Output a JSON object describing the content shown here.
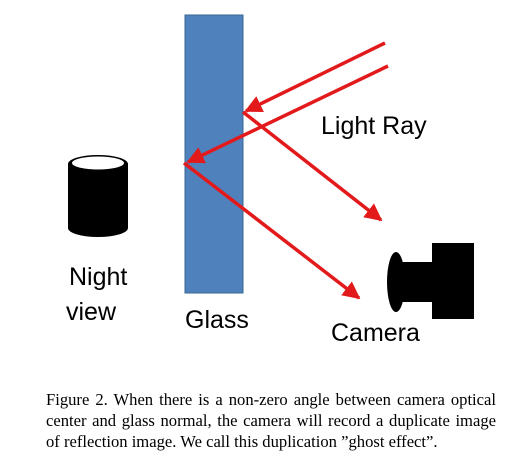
{
  "diagram": {
    "labels": {
      "night_view_line1": "Night",
      "night_view_line2": "view",
      "glass": "Glass",
      "light_ray": "Light Ray",
      "camera": "Camera"
    },
    "colors": {
      "glass_fill": "#4f81bd",
      "glass_stroke": "#3a6593",
      "ray": "#e31a1c",
      "object": "#000000"
    },
    "icons": {
      "night_view": "cylinder-icon",
      "camera": "camera-icon"
    }
  },
  "caption": {
    "text": "Figure 2. When there is a non-zero angle between camera optical center and glass normal, the camera will record a duplicate image of reflection image. We call this duplication ”ghost effect”."
  }
}
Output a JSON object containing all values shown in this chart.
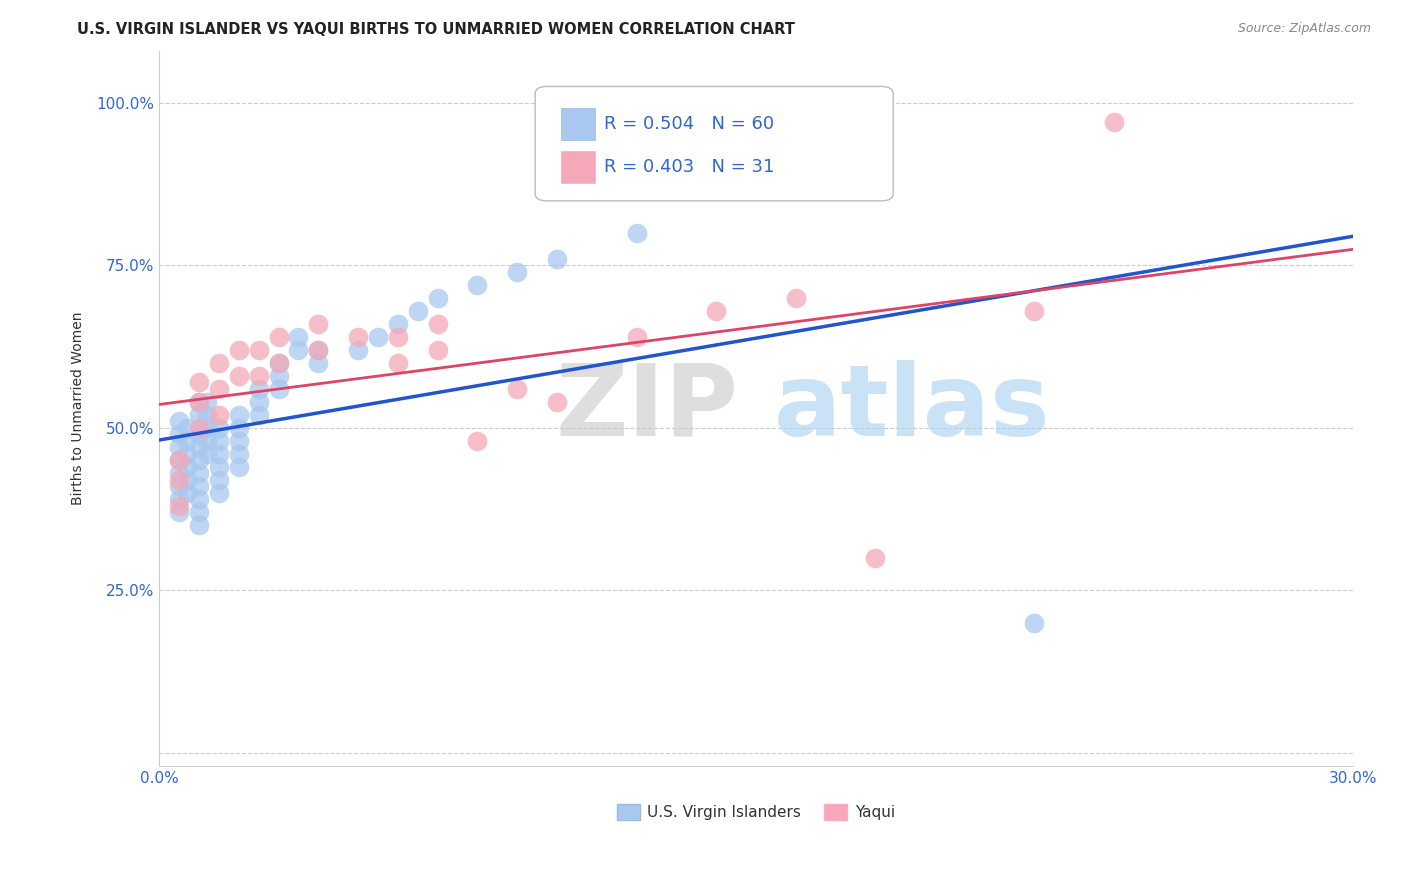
{
  "title": "U.S. VIRGIN ISLANDER VS YAQUI BIRTHS TO UNMARRIED WOMEN CORRELATION CHART",
  "source": "Source: ZipAtlas.com",
  "ylabel": "Births to Unmarried Women",
  "xlim": [
    0.0,
    0.3
  ],
  "ylim": [
    -0.02,
    1.08
  ],
  "xticks": [
    0.0,
    0.05,
    0.1,
    0.15,
    0.2,
    0.25,
    0.3
  ],
  "xticklabels": [
    "0.0%",
    "",
    "",
    "",
    "",
    "",
    "30.0%"
  ],
  "yticks": [
    0.0,
    0.25,
    0.5,
    0.75,
    1.0
  ],
  "yticklabels": [
    "",
    "25.0%",
    "50.0%",
    "75.0%",
    "100.0%"
  ],
  "blue_R": 0.504,
  "blue_N": 60,
  "pink_R": 0.403,
  "pink_N": 31,
  "blue_color": "#a8c8f0",
  "pink_color": "#f4a8b8",
  "blue_line_color": "#2255cc",
  "pink_line_color": "#dd4466",
  "watermark_zip": "ZIP",
  "watermark_atlas": "atlas",
  "legend_label_blue": "U.S. Virgin Islanders",
  "legend_label_pink": "Yaqui",
  "blue_scatter_x": [
    0.005,
    0.005,
    0.005,
    0.005,
    0.005,
    0.005,
    0.005,
    0.005,
    0.007,
    0.007,
    0.007,
    0.007,
    0.007,
    0.007,
    0.01,
    0.01,
    0.01,
    0.01,
    0.01,
    0.01,
    0.01,
    0.01,
    0.01,
    0.01,
    0.012,
    0.012,
    0.012,
    0.012,
    0.012,
    0.015,
    0.015,
    0.015,
    0.015,
    0.015,
    0.015,
    0.02,
    0.02,
    0.02,
    0.02,
    0.02,
    0.025,
    0.025,
    0.025,
    0.03,
    0.03,
    0.03,
    0.035,
    0.035,
    0.04,
    0.04,
    0.05,
    0.055,
    0.06,
    0.065,
    0.07,
    0.08,
    0.09,
    0.1,
    0.12,
    0.22
  ],
  "blue_scatter_y": [
    0.37,
    0.39,
    0.41,
    0.43,
    0.45,
    0.47,
    0.49,
    0.51,
    0.4,
    0.42,
    0.44,
    0.46,
    0.48,
    0.5,
    0.35,
    0.37,
    0.39,
    0.41,
    0.43,
    0.45,
    0.47,
    0.49,
    0.52,
    0.54,
    0.46,
    0.48,
    0.5,
    0.52,
    0.54,
    0.4,
    0.42,
    0.44,
    0.46,
    0.48,
    0.5,
    0.44,
    0.46,
    0.48,
    0.5,
    0.52,
    0.52,
    0.54,
    0.56,
    0.56,
    0.58,
    0.6,
    0.62,
    0.64,
    0.6,
    0.62,
    0.62,
    0.64,
    0.66,
    0.68,
    0.7,
    0.72,
    0.74,
    0.76,
    0.8,
    0.2
  ],
  "pink_scatter_x": [
    0.005,
    0.005,
    0.005,
    0.01,
    0.01,
    0.01,
    0.015,
    0.015,
    0.015,
    0.02,
    0.02,
    0.025,
    0.025,
    0.03,
    0.03,
    0.04,
    0.04,
    0.05,
    0.06,
    0.06,
    0.07,
    0.07,
    0.08,
    0.09,
    0.1,
    0.12,
    0.14,
    0.16,
    0.18,
    0.22,
    0.24
  ],
  "pink_scatter_y": [
    0.38,
    0.42,
    0.45,
    0.5,
    0.54,
    0.57,
    0.52,
    0.56,
    0.6,
    0.58,
    0.62,
    0.58,
    0.62,
    0.6,
    0.64,
    0.62,
    0.66,
    0.64,
    0.6,
    0.64,
    0.62,
    0.66,
    0.48,
    0.56,
    0.54,
    0.64,
    0.68,
    0.7,
    0.3,
    0.68,
    0.97
  ],
  "grid_color": "#cccccc",
  "title_fontsize": 10.5,
  "tick_color": "#3366cc",
  "axis_label_color": "#333333"
}
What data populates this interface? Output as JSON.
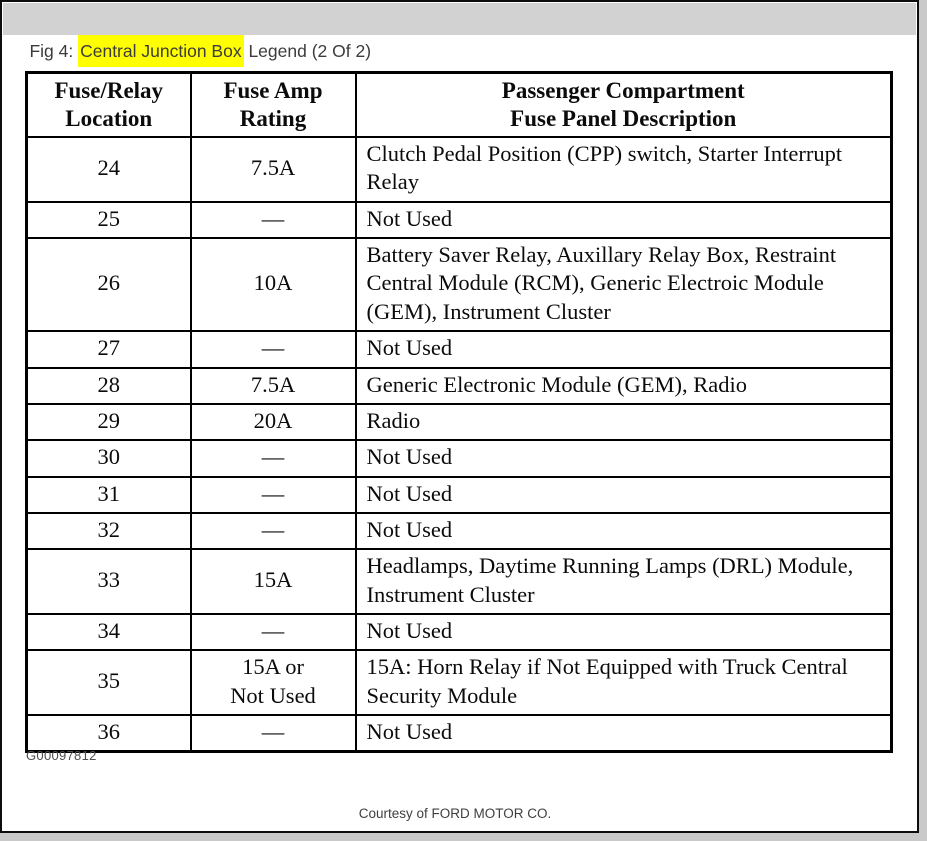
{
  "header": {
    "prefix": "Fig 4: ",
    "highlight": "Central Junction Box",
    "suffix": " Legend (2 Of 2)"
  },
  "table": {
    "headers": [
      "Fuse/Relay\nLocation",
      "Fuse Amp\nRating",
      "Passenger Compartment\nFuse Panel Description"
    ],
    "rows": [
      {
        "location": "24",
        "rating": "7.5A",
        "description": "Clutch Pedal Position (CPP) switch, Starter Interrupt Relay"
      },
      {
        "location": "25",
        "rating": "—",
        "description": "Not Used"
      },
      {
        "location": "26",
        "rating": "10A",
        "description": "Battery Saver Relay, Auxillary Relay Box, Restraint Central Module (RCM), Generic Electroic Module (GEM), Instrument Cluster"
      },
      {
        "location": "27",
        "rating": "—",
        "description": "Not Used"
      },
      {
        "location": "28",
        "rating": "7.5A",
        "description": "Generic Electronic Module (GEM), Radio"
      },
      {
        "location": "29",
        "rating": "20A",
        "description": "Radio"
      },
      {
        "location": "30",
        "rating": "—",
        "description": "Not Used"
      },
      {
        "location": "31",
        "rating": "—",
        "description": "Not Used"
      },
      {
        "location": "32",
        "rating": "—",
        "description": "Not Used"
      },
      {
        "location": "33",
        "rating": "15A",
        "description": "Headlamps, Daytime Running Lamps (DRL) Module, Instrument Cluster"
      },
      {
        "location": "34",
        "rating": "—",
        "description": "Not Used"
      },
      {
        "location": "35",
        "rating": "15A or\nNot Used",
        "description": "15A: Horn Relay if Not Equipped with Truck Central Security Module"
      },
      {
        "location": "36",
        "rating": "—",
        "description": "Not Used"
      }
    ]
  },
  "footer": {
    "figure_code": "G00097812",
    "courtesy": "Courtesy of FORD MOTOR CO."
  },
  "colors": {
    "title_bar_bg": "#d2d2d2",
    "highlight_bg": "#ffff00",
    "title_text": "#3c3c3c",
    "table_border": "#000000",
    "footer_text": "#4e4e4e"
  }
}
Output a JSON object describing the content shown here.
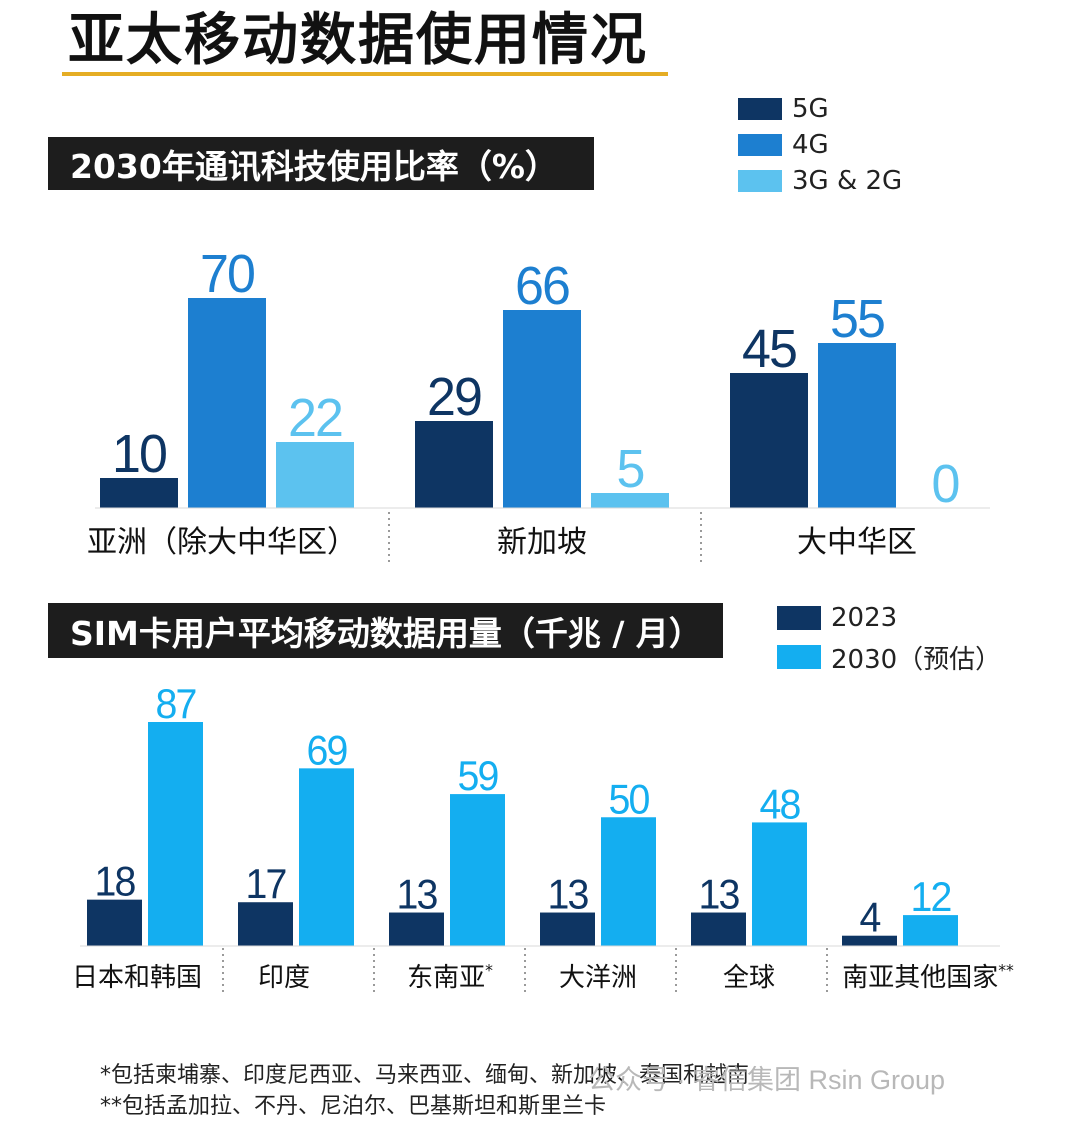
{
  "title": "亚太移动数据使用情况",
  "watermark": "公众号 · 睿信集团 Rsin Group",
  "footnotes": [
    "*包括柬埔寨、印度尼西亚、马来西亚、缅甸、新加坡、泰国和越南",
    "**包括孟加拉、不丹、尼泊尔、巴基斯坦和斯里兰卡"
  ],
  "colors": {
    "5G": "#0e3563",
    "4G": "#1d7fd0",
    "3G_2G": "#5cc2ef",
    "2023": "#0e3563",
    "2030": "#14aef0",
    "value_dark": "#0e3563",
    "banner": "#1d1d1d",
    "title_underline": "#e5ad24"
  },
  "chart_data": [
    {
      "type": "bar",
      "title": "2030年通讯科技使用比率（%）",
      "legend_placement": "top-right",
      "categories": [
        "亚洲（除大中华区）",
        "新加坡",
        "大中华区"
      ],
      "series": [
        {
          "name": "5G",
          "values": [
            10,
            29,
            45
          ]
        },
        {
          "name": "4G",
          "values": [
            70,
            66,
            55
          ]
        },
        {
          "name": "3G & 2G",
          "values": [
            22,
            5,
            0
          ]
        }
      ],
      "xlabel": "",
      "ylabel": "",
      "ylim": [
        0,
        70
      ],
      "grid": false
    },
    {
      "type": "bar",
      "title": "SIM卡用户平均移动数据用量（千兆 / 月）",
      "legend_placement": "top-right",
      "categories": [
        "日本和韩国",
        "印度",
        "东南亚",
        "大洋洲",
        "全球",
        "南亚其他国家"
      ],
      "category_marks": [
        "",
        "",
        "*",
        "",
        "",
        "**"
      ],
      "series": [
        {
          "name": "2023",
          "values": [
            18,
            17,
            13,
            13,
            13,
            4
          ]
        },
        {
          "name": "2030（预估）",
          "values": [
            87,
            69,
            59,
            50,
            48,
            12
          ]
        }
      ],
      "xlabel": "",
      "ylabel": "",
      "ylim": [
        0,
        87
      ],
      "grid": false
    }
  ]
}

■ ■ ■ ■

▶ [WHAT THE TASK ASKS]:
Collect the lines of the records that include the string "Cluster".

▶ [RESPONSE TO THIS TASK]:
        "description": "Battery Saver Relay, Auxillary Relay Box, Restraint Central Module (RCM), Generic Electroic Module (GEM), Instrument Cluster"
        "description": "Headlamps, Daytime Running Lamps (DRL) Module, Instrument Cluster"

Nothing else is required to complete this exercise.